Sir Joseph Hector McNeil Carruthers  (21 December 185710 December 1932) was an Australian politician who served as Premier of New South Wales from 1904 to 1907.

Carruthers is perhaps best remembered for founding the Liberal and Reform Association, the forerunner to the modern Liberal Party of Australia (New South Wales Division). Zachary Gorman has argued that Carruthers played a central role in re-orientating Australian liberalism to sit on the centre-right of the political divide, influencing political developments at both the Federal and State level. According to Percival Serle, few premiers of New South Wales succeeded in doing so much distinguished work. Early in his career, Henry Parkes, recognized Carruthers' untiring energy and ability, acknowledged that if Carruthers' comparatively frail body had allowed him, he might have done even more remarkable work for his own state or for the Commonwealth.

Early years
Carruthers was born in Kiama, New South Wales to Charlotte  Prince and John Carruthers. He attended William Street National School and Fort Street High School in Sydney. After boarding at George Metcalfe's High School, Goulburn, he went up to the University of Sydney and graduated with a Bachelor of Arts in 1876. Two years later, he took his Master of Arts degree and was admitted to practice as a solicitor, where he remained for some years. In December 1879, he married Louise Marion Roberts.

Political career
In 1887, Carruthers obtained the most votes for the four-member Legislative Assembly seat of Canterbury, on a platform of local issues, free trade, social reform, land reform, industrial conciliation and arbitration, and an elective Legislative Council. He held Canterbury until 1894, when he switched to the new seat of St George. In March 1889, as Minister of Public Instruction, he joined Henry Parkes's last ministry, and soon showed himself to be an energetic administrator. He took a special interest in technical schools, particularly Ultimo Technical College, which later established a great reputation. Parkes resigned in October 1891, and Carruthers was instrumental in ensuring that Parkes was replaced as leader of the Free Trade Party by his close friend George Reid. After a successful election largely co-ordinated by Carruthers the Reid ministry was formed in August 1894. Carruthers was given the position of Secretary for Lands, and passed an important Crown Lands Act in 1895. The act of 1861 had not solved the perennial problems between the squatters and the selectors, but the new Act made an important change by dividing pastoral leases into two; one half of which was to be available for free selectors, while the pastoral lessee was able to obtain a long term for the other half. Another important aspect was that the right of the Crown tenants to the value of their improvements, was recognized. Carruthers made an able speech in introducing this measure and his reforms were widely supported.

In 1895, he divorced his wife and was granted custody of their children. In 1897, in the Truth, John Norton accused him of irregularities in his divorce, immorality in his private life, and land abuses as Secretary for Lands. Norton was prosecuted for criminal libel but the jury could not agree on a verdict. In July 1899, he took over the position of Treasurer but a few weeks later, Reid was defeated and resigned.

- [Annotated element listings]

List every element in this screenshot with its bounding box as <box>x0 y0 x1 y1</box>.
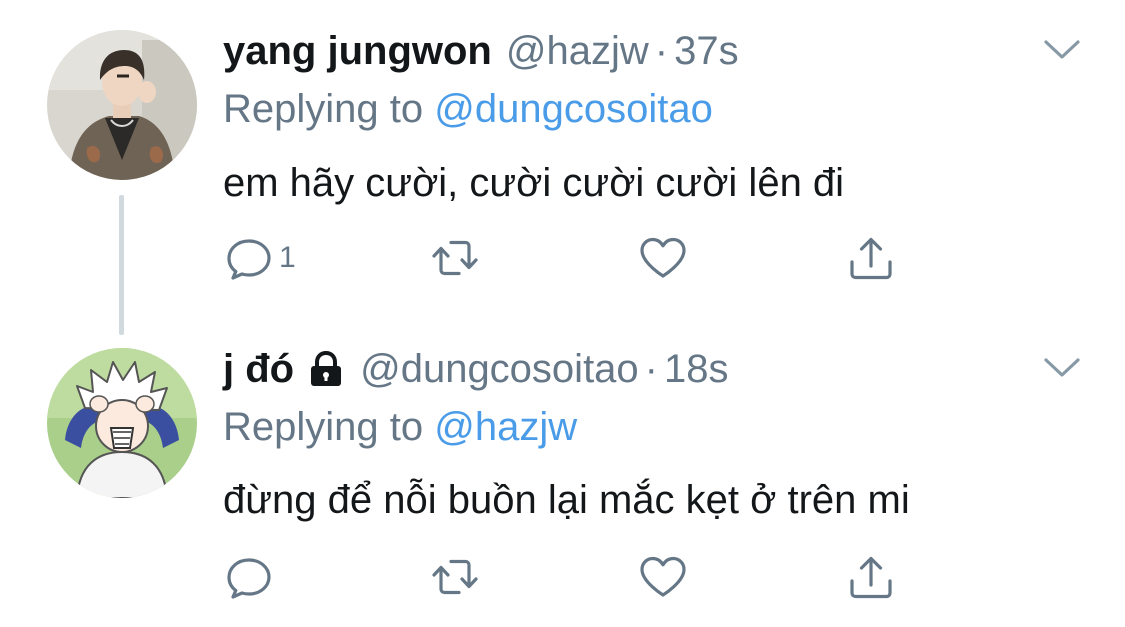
avatar-illustration <box>47 348 197 498</box>
reply-icon <box>223 232 275 284</box>
replying-to-line: Replying to @hazjw <box>223 402 577 452</box>
lock-icon <box>306 349 346 389</box>
retweet-icon <box>429 232 481 284</box>
reply-icon <box>223 551 275 603</box>
timestamp[interactable]: 18s <box>664 344 729 394</box>
thread-connector-line <box>119 195 124 335</box>
avatar-photo <box>47 30 197 180</box>
share-button[interactable] <box>845 547 897 607</box>
display-name[interactable]: j đó <box>223 344 294 394</box>
tweet-text: đừng để nỗi buồn lại mắc kẹt ở trên mi <box>223 478 910 522</box>
avatar[interactable] <box>47 30 197 180</box>
share-icon <box>845 232 897 284</box>
reply-button[interactable] <box>223 547 275 607</box>
tweet-actions: 1 <box>223 228 923 288</box>
tweet-text: em hãy cười, cười cười cười lên đi <box>223 161 845 205</box>
share-icon <box>845 551 897 603</box>
like-icon <box>637 232 689 284</box>
user-handle[interactable]: @hazjw <box>506 26 649 76</box>
mention-link[interactable]: @dungcosoitao <box>434 87 713 131</box>
avatar[interactable] <box>47 348 197 498</box>
tweet[interactable]: yang jungwon @hazjw · 37s Replying to @d… <box>0 0 1125 335</box>
display-name[interactable]: yang jungwon <box>223 26 492 76</box>
mention-link[interactable]: @hazjw <box>434 405 577 449</box>
retweet-icon <box>429 551 481 603</box>
retweet-button[interactable] <box>429 547 481 607</box>
reply-count: 1 <box>279 241 296 274</box>
like-icon <box>637 551 689 603</box>
share-button[interactable] <box>845 228 897 288</box>
timestamp[interactable]: 37s <box>674 26 739 76</box>
like-button[interactable] <box>637 547 689 607</box>
separator-dot: · <box>644 347 658 391</box>
reply-button[interactable]: 1 <box>223 228 296 288</box>
replying-prefix: Replying to <box>223 87 424 131</box>
replying-to-line: Replying to @dungcosoitao <box>223 84 713 134</box>
tweet-actions <box>223 547 923 607</box>
user-handle[interactable]: @dungcosoitao <box>360 344 639 394</box>
tweet-header: j đó @dungcosoitao · 18s <box>223 344 729 394</box>
tweet[interactable]: j đó @dungcosoitao · 18s Replying to @ha… <box>0 320 1125 627</box>
tweet-header: yang jungwon @hazjw · 37s <box>223 26 739 76</box>
replying-prefix: Replying to <box>223 405 424 449</box>
chevron-down-icon[interactable] <box>1043 356 1081 380</box>
chevron-down-icon[interactable] <box>1043 38 1081 62</box>
separator-dot: · <box>654 29 669 73</box>
retweet-button[interactable] <box>429 228 481 288</box>
like-button[interactable] <box>637 228 689 288</box>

- [DIRECTIVE 1] List the issues on which Carruthers ran for the Canterbury seat in 1887, according to the biography.
- [DIRECTIVE 2] In the biography, whom did Carruthers marry in December 1879?
- [DIRECTIVE 3] Please rewrite everything in the biography from "In 1895, he" down to "defeated and resigned.", putting "court" in place of "jury".

- [FULL OUTPUT 1]
- Local issues
- Free trade
- Social reform
- Land reform
- Industrial conciliation and arbitration
- An elective Legislative Council

- [FULL OUTPUT 2] Louise Marion Roberts.

- [FULL OUTPUT 3]
In 1895, he divorced his wife and was granted custody of their children. In 1897, in the Truth, John Norton accused him of irregularities in his divorce, immorality in his private life, and land abuses as Secretary for Lands. Norton was prosecuted for criminal libel but the court could not agree on a verdict. In July 1899, he took over the position of Treasurer but a few weeks later, Reid was defeated and resigned.